Exercise details | Write out the data below in full, unchanged, minus the images.

# Extracted material start

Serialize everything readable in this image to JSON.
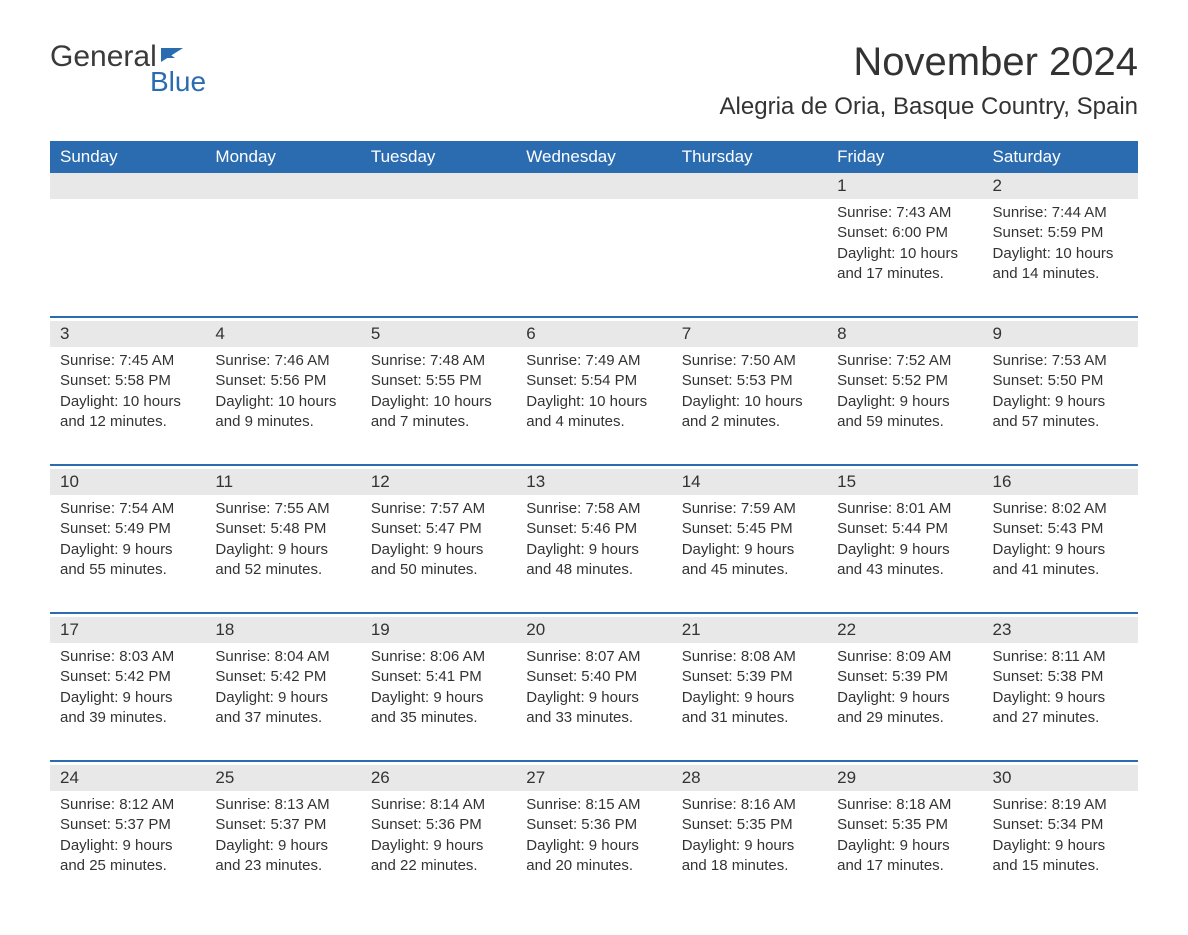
{
  "logo": {
    "text1": "General",
    "text2": "Blue"
  },
  "header": {
    "month_title": "November 2024",
    "location": "Alegria de Oria, Basque Country, Spain"
  },
  "colors": {
    "header_bg": "#2b6cb0",
    "header_text": "#ffffff",
    "day_number_bg": "#e8e8e8",
    "text": "#333333",
    "logo_blue": "#2b6cb0"
  },
  "day_names": [
    "Sunday",
    "Monday",
    "Tuesday",
    "Wednesday",
    "Thursday",
    "Friday",
    "Saturday"
  ],
  "weeks": [
    [
      null,
      null,
      null,
      null,
      null,
      {
        "day": "1",
        "sunrise": "Sunrise: 7:43 AM",
        "sunset": "Sunset: 6:00 PM",
        "daylight1": "Daylight: 10 hours",
        "daylight2": "and 17 minutes."
      },
      {
        "day": "2",
        "sunrise": "Sunrise: 7:44 AM",
        "sunset": "Sunset: 5:59 PM",
        "daylight1": "Daylight: 10 hours",
        "daylight2": "and 14 minutes."
      }
    ],
    [
      {
        "day": "3",
        "sunrise": "Sunrise: 7:45 AM",
        "sunset": "Sunset: 5:58 PM",
        "daylight1": "Daylight: 10 hours",
        "daylight2": "and 12 minutes."
      },
      {
        "day": "4",
        "sunrise": "Sunrise: 7:46 AM",
        "sunset": "Sunset: 5:56 PM",
        "daylight1": "Daylight: 10 hours",
        "daylight2": "and 9 minutes."
      },
      {
        "day": "5",
        "sunrise": "Sunrise: 7:48 AM",
        "sunset": "Sunset: 5:55 PM",
        "daylight1": "Daylight: 10 hours",
        "daylight2": "and 7 minutes."
      },
      {
        "day": "6",
        "sunrise": "Sunrise: 7:49 AM",
        "sunset": "Sunset: 5:54 PM",
        "daylight1": "Daylight: 10 hours",
        "daylight2": "and 4 minutes."
      },
      {
        "day": "7",
        "sunrise": "Sunrise: 7:50 AM",
        "sunset": "Sunset: 5:53 PM",
        "daylight1": "Daylight: 10 hours",
        "daylight2": "and 2 minutes."
      },
      {
        "day": "8",
        "sunrise": "Sunrise: 7:52 AM",
        "sunset": "Sunset: 5:52 PM",
        "daylight1": "Daylight: 9 hours",
        "daylight2": "and 59 minutes."
      },
      {
        "day": "9",
        "sunrise": "Sunrise: 7:53 AM",
        "sunset": "Sunset: 5:50 PM",
        "daylight1": "Daylight: 9 hours",
        "daylight2": "and 57 minutes."
      }
    ],
    [
      {
        "day": "10",
        "sunrise": "Sunrise: 7:54 AM",
        "sunset": "Sunset: 5:49 PM",
        "daylight1": "Daylight: 9 hours",
        "daylight2": "and 55 minutes."
      },
      {
        "day": "11",
        "sunrise": "Sunrise: 7:55 AM",
        "sunset": "Sunset: 5:48 PM",
        "daylight1": "Daylight: 9 hours",
        "daylight2": "and 52 minutes."
      },
      {
        "day": "12",
        "sunrise": "Sunrise: 7:57 AM",
        "sunset": "Sunset: 5:47 PM",
        "daylight1": "Daylight: 9 hours",
        "daylight2": "and 50 minutes."
      },
      {
        "day": "13",
        "sunrise": "Sunrise: 7:58 AM",
        "sunset": "Sunset: 5:46 PM",
        "daylight1": "Daylight: 9 hours",
        "daylight2": "and 48 minutes."
      },
      {
        "day": "14",
        "sunrise": "Sunrise: 7:59 AM",
        "sunset": "Sunset: 5:45 PM",
        "daylight1": "Daylight: 9 hours",
        "daylight2": "and 45 minutes."
      },
      {
        "day": "15",
        "sunrise": "Sunrise: 8:01 AM",
        "sunset": "Sunset: 5:44 PM",
        "daylight1": "Daylight: 9 hours",
        "daylight2": "and 43 minutes."
      },
      {
        "day": "16",
        "sunrise": "Sunrise: 8:02 AM",
        "sunset": "Sunset: 5:43 PM",
        "daylight1": "Daylight: 9 hours",
        "daylight2": "and 41 minutes."
      }
    ],
    [
      {
        "day": "17",
        "sunrise": "Sunrise: 8:03 AM",
        "sunset": "Sunset: 5:42 PM",
        "daylight1": "Daylight: 9 hours",
        "daylight2": "and 39 minutes."
      },
      {
        "day": "18",
        "sunrise": "Sunrise: 8:04 AM",
        "sunset": "Sunset: 5:42 PM",
        "daylight1": "Daylight: 9 hours",
        "daylight2": "and 37 minutes."
      },
      {
        "day": "19",
        "sunrise": "Sunrise: 8:06 AM",
        "sunset": "Sunset: 5:41 PM",
        "daylight1": "Daylight: 9 hours",
        "daylight2": "and 35 minutes."
      },
      {
        "day": "20",
        "sunrise": "Sunrise: 8:07 AM",
        "sunset": "Sunset: 5:40 PM",
        "daylight1": "Daylight: 9 hours",
        "daylight2": "and 33 minutes."
      },
      {
        "day": "21",
        "sunrise": "Sunrise: 8:08 AM",
        "sunset": "Sunset: 5:39 PM",
        "daylight1": "Daylight: 9 hours",
        "daylight2": "and 31 minutes."
      },
      {
        "day": "22",
        "sunrise": "Sunrise: 8:09 AM",
        "sunset": "Sunset: 5:39 PM",
        "daylight1": "Daylight: 9 hours",
        "daylight2": "and 29 minutes."
      },
      {
        "day": "23",
        "sunrise": "Sunrise: 8:11 AM",
        "sunset": "Sunset: 5:38 PM",
        "daylight1": "Daylight: 9 hours",
        "daylight2": "and 27 minutes."
      }
    ],
    [
      {
        "day": "24",
        "sunrise": "Sunrise: 8:12 AM",
        "sunset": "Sunset: 5:37 PM",
        "daylight1": "Daylight: 9 hours",
        "daylight2": "and 25 minutes."
      },
      {
        "day": "25",
        "sunrise": "Sunrise: 8:13 AM",
        "sunset": "Sunset: 5:37 PM",
        "daylight1": "Daylight: 9 hours",
        "daylight2": "and 23 minutes."
      },
      {
        "day": "26",
        "sunrise": "Sunrise: 8:14 AM",
        "sunset": "Sunset: 5:36 PM",
        "daylight1": "Daylight: 9 hours",
        "daylight2": "and 22 minutes."
      },
      {
        "day": "27",
        "sunrise": "Sunrise: 8:15 AM",
        "sunset": "Sunset: 5:36 PM",
        "daylight1": "Daylight: 9 hours",
        "daylight2": "and 20 minutes."
      },
      {
        "day": "28",
        "sunrise": "Sunrise: 8:16 AM",
        "sunset": "Sunset: 5:35 PM",
        "daylight1": "Daylight: 9 hours",
        "daylight2": "and 18 minutes."
      },
      {
        "day": "29",
        "sunrise": "Sunrise: 8:18 AM",
        "sunset": "Sunset: 5:35 PM",
        "daylight1": "Daylight: 9 hours",
        "daylight2": "and 17 minutes."
      },
      {
        "day": "30",
        "sunrise": "Sunrise: 8:19 AM",
        "sunset": "Sunset: 5:34 PM",
        "daylight1": "Daylight: 9 hours",
        "daylight2": "and 15 minutes."
      }
    ]
  ]
}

# Extracted material end

Solution to the problem |
Serialize everything readable in this image to JSON.
{
  "logo": {
    "text1": "General",
    "text2": "Blue"
  },
  "header": {
    "month_title": "November 2024",
    "location": "Alegria de Oria, Basque Country, Spain"
  },
  "colors": {
    "header_bg": "#2b6cb0",
    "header_text": "#ffffff",
    "day_number_bg": "#e8e8e8",
    "text": "#333333",
    "logo_blue": "#2b6cb0"
  },
  "day_names": [
    "Sunday",
    "Monday",
    "Tuesday",
    "Wednesday",
    "Thursday",
    "Friday",
    "Saturday"
  ],
  "weeks": [
    [
      null,
      null,
      null,
      null,
      null,
      {
        "day": "1",
        "sunrise": "Sunrise: 7:43 AM",
        "sunset": "Sunset: 6:00 PM",
        "daylight1": "Daylight: 10 hours",
        "daylight2": "and 17 minutes."
      },
      {
        "day": "2",
        "sunrise": "Sunrise: 7:44 AM",
        "sunset": "Sunset: 5:59 PM",
        "daylight1": "Daylight: 10 hours",
        "daylight2": "and 14 minutes."
      }
    ],
    [
      {
        "day": "3",
        "sunrise": "Sunrise: 7:45 AM",
        "sunset": "Sunset: 5:58 PM",
        "daylight1": "Daylight: 10 hours",
        "daylight2": "and 12 minutes."
      },
      {
        "day": "4",
        "sunrise": "Sunrise: 7:46 AM",
        "sunset": "Sunset: 5:56 PM",
        "daylight1": "Daylight: 10 hours",
        "daylight2": "and 9 minutes."
      },
      {
        "day": "5",
        "sunrise": "Sunrise: 7:48 AM",
        "sunset": "Sunset: 5:55 PM",
        "daylight1": "Daylight: 10 hours",
        "daylight2": "and 7 minutes."
      },
      {
        "day": "6",
        "sunrise": "Sunrise: 7:49 AM",
        "sunset": "Sunset: 5:54 PM",
        "daylight1": "Daylight: 10 hours",
        "daylight2": "and 4 minutes."
      },
      {
        "day": "7",
        "sunrise": "Sunrise: 7:50 AM",
        "sunset": "Sunset: 5:53 PM",
        "daylight1": "Daylight: 10 hours",
        "daylight2": "and 2 minutes."
      },
      {
        "day": "8",
        "sunrise": "Sunrise: 7:52 AM",
        "sunset": "Sunset: 5:52 PM",
        "daylight1": "Daylight: 9 hours",
        "daylight2": "and 59 minutes."
      },
      {
        "day": "9",
        "sunrise": "Sunrise: 7:53 AM",
        "sunset": "Sunset: 5:50 PM",
        "daylight1": "Daylight: 9 hours",
        "daylight2": "and 57 minutes."
      }
    ],
    [
      {
        "day": "10",
        "sunrise": "Sunrise: 7:54 AM",
        "sunset": "Sunset: 5:49 PM",
        "daylight1": "Daylight: 9 hours",
        "daylight2": "and 55 minutes."
      },
      {
        "day": "11",
        "sunrise": "Sunrise: 7:55 AM",
        "sunset": "Sunset: 5:48 PM",
        "daylight1": "Daylight: 9 hours",
        "daylight2": "and 52 minutes."
      },
      {
        "day": "12",
        "sunrise": "Sunrise: 7:57 AM",
        "sunset": "Sunset: 5:47 PM",
        "daylight1": "Daylight: 9 hours",
        "daylight2": "and 50 minutes."
      },
      {
        "day": "13",
        "sunrise": "Sunrise: 7:58 AM",
        "sunset": "Sunset: 5:46 PM",
        "daylight1": "Daylight: 9 hours",
        "daylight2": "and 48 minutes."
      },
      {
        "day": "14",
        "sunrise": "Sunrise: 7:59 AM",
        "sunset": "Sunset: 5:45 PM",
        "daylight1": "Daylight: 9 hours",
        "daylight2": "and 45 minutes."
      },
      {
        "day": "15",
        "sunrise": "Sunrise: 8:01 AM",
        "sunset": "Sunset: 5:44 PM",
        "daylight1": "Daylight: 9 hours",
        "daylight2": "and 43 minutes."
      },
      {
        "day": "16",
        "sunrise": "Sunrise: 8:02 AM",
        "sunset": "Sunset: 5:43 PM",
        "daylight1": "Daylight: 9 hours",
        "daylight2": "and 41 minutes."
      }
    ],
    [
      {
        "day": "17",
        "sunrise": "Sunrise: 8:03 AM",
        "sunset": "Sunset: 5:42 PM",
        "daylight1": "Daylight: 9 hours",
        "daylight2": "and 39 minutes."
      },
      {
        "day": "18",
        "sunrise": "Sunrise: 8:04 AM",
        "sunset": "Sunset: 5:42 PM",
        "daylight1": "Daylight: 9 hours",
        "daylight2": "and 37 minutes."
      },
      {
        "day": "19",
        "sunrise": "Sunrise: 8:06 AM",
        "sunset": "Sunset: 5:41 PM",
        "daylight1": "Daylight: 9 hours",
        "daylight2": "and 35 minutes."
      },
      {
        "day": "20",
        "sunrise": "Sunrise: 8:07 AM",
        "sunset": "Sunset: 5:40 PM",
        "daylight1": "Daylight: 9 hours",
        "daylight2": "and 33 minutes."
      },
      {
        "day": "21",
        "sunrise": "Sunrise: 8:08 AM",
        "sunset": "Sunset: 5:39 PM",
        "daylight1": "Daylight: 9 hours",
        "daylight2": "and 31 minutes."
      },
      {
        "day": "22",
        "sunrise": "Sunrise: 8:09 AM",
        "sunset": "Sunset: 5:39 PM",
        "daylight1": "Daylight: 9 hours",
        "daylight2": "and 29 minutes."
      },
      {
        "day": "23",
        "sunrise": "Sunrise: 8:11 AM",
        "sunset": "Sunset: 5:38 PM",
        "daylight1": "Daylight: 9 hours",
        "daylight2": "and 27 minutes."
      }
    ],
    [
      {
        "day": "24",
        "sunrise": "Sunrise: 8:12 AM",
        "sunset": "Sunset: 5:37 PM",
        "daylight1": "Daylight: 9 hours",
        "daylight2": "and 25 minutes."
      },
      {
        "day": "25",
        "sunrise": "Sunrise: 8:13 AM",
        "sunset": "Sunset: 5:37 PM",
        "daylight1": "Daylight: 9 hours",
        "daylight2": "and 23 minutes."
      },
      {
        "day": "26",
        "sunrise": "Sunrise: 8:14 AM",
        "sunset": "Sunset: 5:36 PM",
        "daylight1": "Daylight: 9 hours",
        "daylight2": "and 22 minutes."
      },
      {
        "day": "27",
        "sunrise": "Sunrise: 8:15 AM",
        "sunset": "Sunset: 5:36 PM",
        "daylight1": "Daylight: 9 hours",
        "daylight2": "and 20 minutes."
      },
      {
        "day": "28",
        "sunrise": "Sunrise: 8:16 AM",
        "sunset": "Sunset: 5:35 PM",
        "daylight1": "Daylight: 9 hours",
        "daylight2": "and 18 minutes."
      },
      {
        "day": "29",
        "sunrise": "Sunrise: 8:18 AM",
        "sunset": "Sunset: 5:35 PM",
        "daylight1": "Daylight: 9 hours",
        "daylight2": "and 17 minutes."
      },
      {
        "day": "30",
        "sunrise": "Sunrise: 8:19 AM",
        "sunset": "Sunset: 5:34 PM",
        "daylight1": "Daylight: 9 hours",
        "daylight2": "and 15 minutes."
      }
    ]
  ]
}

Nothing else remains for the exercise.